Extrahierter Text
IPS-Inter Press Service Deutschland gGmbH
IPS-Tagesdienst vom 31. Mai 2012

Guatemala: Entwicklungsprojekt in Maya-Biosphärenreservat ausgesetzt

von Danilo Valladares



Guatemala-Stadt, 31. Mai (IPS) - In Guatemala liegt seit dem letzten Regierungswechsel ein Projekt auf Eis, das den Schutz und die Entwicklung des Maya-Biosphärenreservats im nördlichen Bezirk Petén vorsieht.

"Mir scheint, als ob das Vorhaben nicht fortgesetzt wird", sagte Javier Márquez von der Umweltgruppe 'Defensores de la Naturaleza' (Naturschützer). "Dabei ist 'Cuatro Balam' eine sehr gute Initiative."

'B'alam' heißt in mehreren Maya-Sprachen 'Jaguar', während 'cuatro' das spanische Wort für vier ist. Cuatro Balam ist außerdem eine Anspielung auf die vier Protagonisten in dem heiligen Buch 'Popol Vuh' der K'iché Maya, die mit den vier Himmelsrichtungen in Verbindung stehen.

Das Projekt wurde 2008 von dem damaligen Staatspräsidenten Alvaro Colom begonnen, der bis Januar 2012 im Amt war. Ziel war die Förderung des Ökotourismus in dem Maya-Biosphärenreservat, einem Schutzgebiet von mehr als 21.000 Quadratkilometern, das neben Naturparks auch archäologische Stätten wie El Mirador, Tikal, Uaxactún und Piedras Negras umfasst. Die Weltkulturorganisation UNESCO hatte das Gebiet 1990 zum Biosphären-Reservat erklärt.

Cuatro Balam sollte über einen Zeitraum von 15 Jahren (2008 bis 2023) durch öffentliche und private Investitionen Forschungsaktivitäten und Schutzmaßnahmen ermöglichen. Die lokalen Gemeinden sollten aktiv daran beteiligt werden.


1,5 Millionen Touristen angestrebt

Eines der Ziele war eine Erhöhung der Touristenzahlen auf jährlich 1,5 Millionen. Dazu war unter anderem der Einsatz eines geräuscharmen Elektrozugs mit Panoramascheiben geplant, der mit 16 Stundenkilometern durch den Regenwald fahren sollte. Vorgesehen war zudem die Gründung einer Universität für Artenvielfalt, die sich mit der Erforschung der Umwelt befassen und die einheimischen Spezies klassifizieren sollte. Ein neues Zentrum für Maya-Studien sollte außerdem die Geschichte der Ureinwohnervölker aufarbeiten.

Aufgabenstellung
Mit welcher Geschwindigkeit sollte der geplante Elektrozug laut dem Text über das Maya-Biosphärenreservat durch den Regenwald fahren? Die Einträge stehen in keinem Zusammenhang mit dem Text.

Auflistung der Elementbereiche
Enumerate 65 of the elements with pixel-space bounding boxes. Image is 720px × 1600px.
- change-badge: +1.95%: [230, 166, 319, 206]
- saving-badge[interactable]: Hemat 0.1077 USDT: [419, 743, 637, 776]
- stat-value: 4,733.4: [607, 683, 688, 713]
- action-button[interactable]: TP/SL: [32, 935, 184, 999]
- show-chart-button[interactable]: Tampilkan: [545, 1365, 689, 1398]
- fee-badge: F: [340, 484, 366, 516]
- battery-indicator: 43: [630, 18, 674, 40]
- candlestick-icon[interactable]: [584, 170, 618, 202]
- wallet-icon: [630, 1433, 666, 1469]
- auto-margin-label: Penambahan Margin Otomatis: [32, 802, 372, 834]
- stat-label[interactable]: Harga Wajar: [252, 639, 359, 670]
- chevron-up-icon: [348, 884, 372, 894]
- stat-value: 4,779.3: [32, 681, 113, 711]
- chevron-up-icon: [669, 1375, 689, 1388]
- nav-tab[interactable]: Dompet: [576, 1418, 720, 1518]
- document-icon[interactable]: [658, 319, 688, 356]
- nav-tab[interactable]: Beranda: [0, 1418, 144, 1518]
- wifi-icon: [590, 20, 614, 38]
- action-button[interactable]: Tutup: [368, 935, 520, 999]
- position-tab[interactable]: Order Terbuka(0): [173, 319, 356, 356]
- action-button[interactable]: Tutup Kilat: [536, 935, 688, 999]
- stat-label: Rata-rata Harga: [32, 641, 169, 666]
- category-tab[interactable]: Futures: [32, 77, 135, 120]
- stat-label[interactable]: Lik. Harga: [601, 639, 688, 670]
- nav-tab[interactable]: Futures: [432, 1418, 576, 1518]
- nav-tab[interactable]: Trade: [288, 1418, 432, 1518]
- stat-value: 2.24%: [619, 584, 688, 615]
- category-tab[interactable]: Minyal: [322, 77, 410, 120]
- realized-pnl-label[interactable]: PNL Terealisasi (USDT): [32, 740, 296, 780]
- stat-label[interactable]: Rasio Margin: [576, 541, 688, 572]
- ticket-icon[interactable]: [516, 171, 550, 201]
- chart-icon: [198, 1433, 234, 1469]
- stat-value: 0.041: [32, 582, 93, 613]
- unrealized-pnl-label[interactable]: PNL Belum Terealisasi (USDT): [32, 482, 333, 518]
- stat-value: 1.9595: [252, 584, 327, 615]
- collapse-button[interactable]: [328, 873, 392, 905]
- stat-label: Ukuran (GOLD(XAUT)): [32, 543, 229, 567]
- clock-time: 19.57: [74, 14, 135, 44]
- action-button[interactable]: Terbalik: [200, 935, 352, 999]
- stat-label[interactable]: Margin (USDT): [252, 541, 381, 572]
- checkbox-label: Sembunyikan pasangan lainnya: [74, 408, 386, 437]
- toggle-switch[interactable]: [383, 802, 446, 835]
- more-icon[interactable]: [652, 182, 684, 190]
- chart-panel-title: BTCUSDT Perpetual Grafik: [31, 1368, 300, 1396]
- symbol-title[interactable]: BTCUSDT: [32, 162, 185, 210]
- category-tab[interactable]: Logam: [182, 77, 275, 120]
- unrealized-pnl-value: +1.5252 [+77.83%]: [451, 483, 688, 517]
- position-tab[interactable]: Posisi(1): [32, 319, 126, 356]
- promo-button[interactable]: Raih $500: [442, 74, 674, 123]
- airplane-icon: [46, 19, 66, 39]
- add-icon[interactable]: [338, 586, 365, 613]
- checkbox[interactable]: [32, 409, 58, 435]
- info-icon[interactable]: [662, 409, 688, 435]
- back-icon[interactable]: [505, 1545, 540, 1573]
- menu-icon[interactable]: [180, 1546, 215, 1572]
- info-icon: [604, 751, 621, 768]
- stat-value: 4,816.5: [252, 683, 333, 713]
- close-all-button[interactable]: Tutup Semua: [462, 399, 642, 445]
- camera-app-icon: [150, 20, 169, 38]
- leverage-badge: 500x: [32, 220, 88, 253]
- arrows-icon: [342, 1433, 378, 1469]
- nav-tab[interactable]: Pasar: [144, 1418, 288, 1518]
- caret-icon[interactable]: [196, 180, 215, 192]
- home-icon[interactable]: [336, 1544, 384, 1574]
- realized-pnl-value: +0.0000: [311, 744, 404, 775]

Antwort
Mit 16 Stundenkilometern.